§ **FRAGMENTO**:
↓↓↓
Con la publicación de la encuesta CEP, periódicamente la sociedad chilena —o mejor, su núcleo dirigente— entra en una suerte de psicoanálisis. Esta vez no ha sido la excepción.
Lo que más llama la atención del estudio no es el récord histórico de desaprobación del Gobierno: se sabía que estaba por el suelo, y guarismos más, guarismos menos no hacen mucha diferencia. Tampoco el descrédito de las instituciones, que venían hace tiempo cayendo por el barranco de la desconfianza. La desafiliación ideológica —esto es, que la gente no esté dispuesta a clasificarse a sí misma en el eje derecha-izquierda— es una tendencia que también viene de antaño. El cambio en la agenda pública, donde los problemas asociados a la vejez (como pensiones y salud) toman la delantera, es congruente con la evolución de la estructura demográfica. Lo más llamativo, en mi opinión, son otras corrientes que la encuesta permite vislumbrar, y que pueden ser aún más disruptivas.
Se había especulado al respecto, pero ahora la CEP lo confirma: estamos ante un quiebre generacional de proporciones. Como escribió la antropóloga Margaret Mead, el quiebre generacional se produce cuando las experiencias de vida de dos generaciones se bifurcan por completo, cuando los jóvenes asumen que “el pasado es un fracaso colosal” y se rebelan a ver “el futuro como una prolongación del pasado”. Este es el panorama que hoy tenemos ante nosotros. El desborde se ha vivido de forma muy diferente entre los mayores y los jóvenes en materia de participación y justificación de la violencia. Lo mismo pasa con la violación a los derechos humanos. Las prioridades de la agenda también discrepan. No es raro entonces que, si bien la crisis ha hecho que la política vuelva a la mesa familiar, en ella las visiones se polaricen entre jóvenes y adultos.
↑↑↑
§ **CONSIGNAS**:
**A.** Responde estas preguntas sobre el texto sobre la encuesta CEP:
(i) ¿Qué problemas toman la delantera en la agenda pública?
(ii) ¿Qué antropóloga se cita?
(iii) ¿Qué confirma ahora la CEP?
**B.** Transcribe del texto sobre la encuesta CEP el tramo que va desde "Se había especulado" hasta "jóvenes y adultos.".
**C.** Prolonga el texto sobre la encuesta CEP a partir de donde se detiene.
El listado es material independiente del texto sobre la encuesta CEP.

§ **MATERIAL PROPORCIONADO**:
↓↓↓
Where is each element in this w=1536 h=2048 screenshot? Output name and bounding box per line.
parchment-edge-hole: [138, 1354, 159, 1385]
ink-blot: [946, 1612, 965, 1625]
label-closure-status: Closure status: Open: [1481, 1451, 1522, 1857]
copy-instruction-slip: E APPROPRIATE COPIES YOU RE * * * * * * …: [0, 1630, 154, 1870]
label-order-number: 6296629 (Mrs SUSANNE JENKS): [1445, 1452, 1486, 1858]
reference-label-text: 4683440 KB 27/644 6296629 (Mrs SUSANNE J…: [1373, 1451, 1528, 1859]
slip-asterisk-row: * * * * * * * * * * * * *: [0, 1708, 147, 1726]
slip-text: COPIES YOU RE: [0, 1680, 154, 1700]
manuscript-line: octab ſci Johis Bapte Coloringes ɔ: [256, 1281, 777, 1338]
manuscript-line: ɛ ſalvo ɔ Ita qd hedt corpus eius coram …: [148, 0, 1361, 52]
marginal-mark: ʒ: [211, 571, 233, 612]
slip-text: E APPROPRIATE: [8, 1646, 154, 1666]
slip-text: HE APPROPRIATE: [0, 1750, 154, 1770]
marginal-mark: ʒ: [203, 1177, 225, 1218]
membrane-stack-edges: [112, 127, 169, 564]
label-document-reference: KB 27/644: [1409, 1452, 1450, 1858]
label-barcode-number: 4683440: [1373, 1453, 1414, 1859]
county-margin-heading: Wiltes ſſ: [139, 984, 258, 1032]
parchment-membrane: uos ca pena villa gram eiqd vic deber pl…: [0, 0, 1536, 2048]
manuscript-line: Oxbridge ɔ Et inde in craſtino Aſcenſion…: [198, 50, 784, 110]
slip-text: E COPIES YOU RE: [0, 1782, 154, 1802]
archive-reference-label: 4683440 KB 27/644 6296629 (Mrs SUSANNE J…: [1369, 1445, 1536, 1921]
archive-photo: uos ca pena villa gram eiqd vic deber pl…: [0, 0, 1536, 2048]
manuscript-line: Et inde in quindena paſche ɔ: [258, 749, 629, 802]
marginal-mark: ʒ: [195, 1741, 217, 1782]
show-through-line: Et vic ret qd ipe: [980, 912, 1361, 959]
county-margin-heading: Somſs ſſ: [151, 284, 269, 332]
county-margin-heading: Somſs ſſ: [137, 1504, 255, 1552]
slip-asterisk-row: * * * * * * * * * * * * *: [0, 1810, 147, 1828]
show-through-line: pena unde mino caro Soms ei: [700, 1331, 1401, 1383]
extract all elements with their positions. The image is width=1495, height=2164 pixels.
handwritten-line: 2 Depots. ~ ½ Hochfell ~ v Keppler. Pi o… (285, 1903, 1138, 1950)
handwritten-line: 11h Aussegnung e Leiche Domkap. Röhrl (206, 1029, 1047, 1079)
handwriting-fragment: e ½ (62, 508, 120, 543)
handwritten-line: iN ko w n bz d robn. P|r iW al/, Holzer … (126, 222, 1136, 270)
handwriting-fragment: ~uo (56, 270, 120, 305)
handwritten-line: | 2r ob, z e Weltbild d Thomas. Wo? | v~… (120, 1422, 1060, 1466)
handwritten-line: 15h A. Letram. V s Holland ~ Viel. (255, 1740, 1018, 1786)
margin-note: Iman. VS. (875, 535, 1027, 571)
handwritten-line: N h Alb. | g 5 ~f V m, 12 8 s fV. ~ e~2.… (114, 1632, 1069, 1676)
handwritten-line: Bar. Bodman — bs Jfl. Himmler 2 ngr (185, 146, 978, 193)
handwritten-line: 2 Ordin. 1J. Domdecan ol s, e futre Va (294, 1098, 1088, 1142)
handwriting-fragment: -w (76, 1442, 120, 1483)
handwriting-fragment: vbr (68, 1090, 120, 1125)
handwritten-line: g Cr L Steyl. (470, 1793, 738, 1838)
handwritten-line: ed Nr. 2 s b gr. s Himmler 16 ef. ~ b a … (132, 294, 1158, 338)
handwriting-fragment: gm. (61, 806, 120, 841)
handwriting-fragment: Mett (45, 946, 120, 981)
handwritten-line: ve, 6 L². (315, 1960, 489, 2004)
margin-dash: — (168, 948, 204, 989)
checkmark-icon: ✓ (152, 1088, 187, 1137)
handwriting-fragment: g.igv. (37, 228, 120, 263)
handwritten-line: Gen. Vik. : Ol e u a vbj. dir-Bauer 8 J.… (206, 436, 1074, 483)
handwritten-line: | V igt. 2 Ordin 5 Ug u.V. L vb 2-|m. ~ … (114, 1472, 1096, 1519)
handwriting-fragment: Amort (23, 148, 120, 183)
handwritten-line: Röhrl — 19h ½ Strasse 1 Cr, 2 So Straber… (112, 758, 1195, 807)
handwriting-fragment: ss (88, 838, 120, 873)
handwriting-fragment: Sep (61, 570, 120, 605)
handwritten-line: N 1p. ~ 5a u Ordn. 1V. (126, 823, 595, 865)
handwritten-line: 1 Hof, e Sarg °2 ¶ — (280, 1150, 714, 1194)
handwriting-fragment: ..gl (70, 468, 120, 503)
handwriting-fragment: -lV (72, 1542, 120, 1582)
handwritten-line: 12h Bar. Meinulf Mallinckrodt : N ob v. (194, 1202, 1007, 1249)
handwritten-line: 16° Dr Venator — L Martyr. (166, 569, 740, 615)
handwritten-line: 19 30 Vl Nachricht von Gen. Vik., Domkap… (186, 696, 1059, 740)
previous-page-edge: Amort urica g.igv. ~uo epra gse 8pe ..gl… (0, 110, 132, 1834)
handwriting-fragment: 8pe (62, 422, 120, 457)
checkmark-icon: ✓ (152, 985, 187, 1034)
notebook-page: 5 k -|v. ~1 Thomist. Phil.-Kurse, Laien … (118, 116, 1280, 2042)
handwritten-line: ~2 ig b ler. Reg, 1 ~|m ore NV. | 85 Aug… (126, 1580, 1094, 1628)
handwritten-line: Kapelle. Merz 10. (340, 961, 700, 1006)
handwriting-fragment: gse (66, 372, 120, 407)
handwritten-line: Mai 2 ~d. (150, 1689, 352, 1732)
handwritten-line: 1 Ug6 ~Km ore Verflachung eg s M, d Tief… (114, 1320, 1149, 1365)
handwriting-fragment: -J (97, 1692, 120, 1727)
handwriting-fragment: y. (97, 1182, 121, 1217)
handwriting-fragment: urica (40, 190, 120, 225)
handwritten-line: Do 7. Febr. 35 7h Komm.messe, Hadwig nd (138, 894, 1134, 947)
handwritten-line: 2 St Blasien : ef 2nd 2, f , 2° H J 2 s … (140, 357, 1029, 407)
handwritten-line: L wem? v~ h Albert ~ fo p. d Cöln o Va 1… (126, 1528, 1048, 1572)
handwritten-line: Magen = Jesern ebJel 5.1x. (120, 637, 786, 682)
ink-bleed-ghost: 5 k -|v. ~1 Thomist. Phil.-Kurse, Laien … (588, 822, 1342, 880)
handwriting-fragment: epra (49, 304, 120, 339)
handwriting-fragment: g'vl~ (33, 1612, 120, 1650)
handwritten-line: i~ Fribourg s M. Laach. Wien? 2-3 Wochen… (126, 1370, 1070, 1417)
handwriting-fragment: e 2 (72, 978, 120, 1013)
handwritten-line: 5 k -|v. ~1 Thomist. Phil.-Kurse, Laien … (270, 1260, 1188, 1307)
↑↑↑
§ **RESPUESTAS POR CONSIGNA**:
**A.**
(i) Los problemas asociados a la vejez, como pensiones y salud.
(ii) Margaret Mead.
(iii) Que estamos ante un quiebre generacional de proporciones.

**B.**
Se había especulado al respecto, pero ahora la CEP lo confirma: estamos ante un quiebre generacional de proporciones. Como escribió la antropóloga Margaret Mead, el quiebre generacional se produce cuando las experiencias de vida de dos generaciones se bifurcan por completo, cuando los jóvenes asumen que “el pasado es un fracaso colosal” y se rebelan a ver “el futuro como una prolongación del pasado”. Este es el panorama que hoy tenemos ante nosotros. El desborde se ha vivido de forma muy diferente entre los mayores y los jóvenes en materia de participación y justificación de la violencia. Lo mismo pasa con la violación a los derechos humanos. Las prioridades de la agenda también discrepan. No es raro entonces que, si bien la crisis ha hecho que la política vuelva a la mesa familiar, en ella las visiones se polaricen entre jóvenes y adultos.

**C.**
Hay otro fenómeno, que podríamos llamar disociación. Me refiero a la acentuación de la brecha entre el grado de satisfacción con la vida personal —que es relativamente elevado— y el juicio severamente negativo sobre lo que pasa en el país. Ni la efervescencia colectiva asociada a las protestas, ni la hegemonía alcanzada por el discurso que transfiere expectativas desde el esfuerzo individual y la meritocracia a la acción solidaria del Estado, han logrado atenuar esta porfiada privatización, que conduce a mirar lo común con desconfianza y a buscar la satisfacción en el mundo doméstico.
Está también la desintermediación. Todo lo que huela a una aduana que filtre, seleccione, ordene o jerarquice las necesidades, demandas o deseos inmediatos, sean individuales o del grupo de referencia más cercano, es radicalmente rechazado. En esta categoría caen el Gobierno, los parlamentarios, los partidos, los sindicatos, pero también los medios de comunicación, toda vez que la información confiable es la que llega directamente de pares o de redes sociales que son afines a las creencias propias. Esta balcanización lleva a la muerte de la política, de la sociedad civil y de la opinión pública.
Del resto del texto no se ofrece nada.